Data entries =>
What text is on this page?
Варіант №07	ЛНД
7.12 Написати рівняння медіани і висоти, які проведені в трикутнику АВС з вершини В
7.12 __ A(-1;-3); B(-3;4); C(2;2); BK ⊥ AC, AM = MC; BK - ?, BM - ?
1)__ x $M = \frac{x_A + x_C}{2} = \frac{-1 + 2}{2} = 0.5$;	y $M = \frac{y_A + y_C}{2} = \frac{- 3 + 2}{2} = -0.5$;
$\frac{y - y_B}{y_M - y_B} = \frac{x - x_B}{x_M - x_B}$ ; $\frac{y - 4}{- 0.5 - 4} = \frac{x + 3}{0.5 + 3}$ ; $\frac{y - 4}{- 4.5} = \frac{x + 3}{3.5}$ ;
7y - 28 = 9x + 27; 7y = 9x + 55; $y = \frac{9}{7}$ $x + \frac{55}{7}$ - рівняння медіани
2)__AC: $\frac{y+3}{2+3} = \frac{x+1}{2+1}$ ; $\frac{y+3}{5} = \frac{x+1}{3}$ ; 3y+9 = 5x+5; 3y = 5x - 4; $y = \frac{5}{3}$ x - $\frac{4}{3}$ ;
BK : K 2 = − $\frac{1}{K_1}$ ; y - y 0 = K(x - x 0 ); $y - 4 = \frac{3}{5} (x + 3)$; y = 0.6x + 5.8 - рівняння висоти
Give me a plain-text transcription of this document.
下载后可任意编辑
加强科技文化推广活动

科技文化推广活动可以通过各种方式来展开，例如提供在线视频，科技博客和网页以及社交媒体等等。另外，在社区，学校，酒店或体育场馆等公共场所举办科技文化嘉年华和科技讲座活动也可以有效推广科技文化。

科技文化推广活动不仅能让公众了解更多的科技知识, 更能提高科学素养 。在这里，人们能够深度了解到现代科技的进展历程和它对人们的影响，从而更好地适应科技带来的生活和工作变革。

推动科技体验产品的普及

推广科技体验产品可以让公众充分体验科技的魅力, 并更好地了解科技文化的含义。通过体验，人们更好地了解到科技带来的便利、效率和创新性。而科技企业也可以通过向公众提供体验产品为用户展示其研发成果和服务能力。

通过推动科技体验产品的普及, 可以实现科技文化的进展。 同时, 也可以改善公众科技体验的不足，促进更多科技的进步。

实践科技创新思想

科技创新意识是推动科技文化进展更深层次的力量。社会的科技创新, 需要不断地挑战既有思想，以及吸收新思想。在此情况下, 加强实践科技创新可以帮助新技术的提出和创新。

Exercise prompt => Write down every line of the data above that includes the string "висоти".

Completed exercise =>
7.12 Написати рівняння медіани і висоти, які проведені в трикутнику АВС з вершини В
BK : K 2 = − $\frac{1}{K_1}$ ; y - y 0 = K(x - x 0 ); $y - 4 = \frac{3}{5} (x + 3)$; y = 0.6x + 5.8 - рівняння висоти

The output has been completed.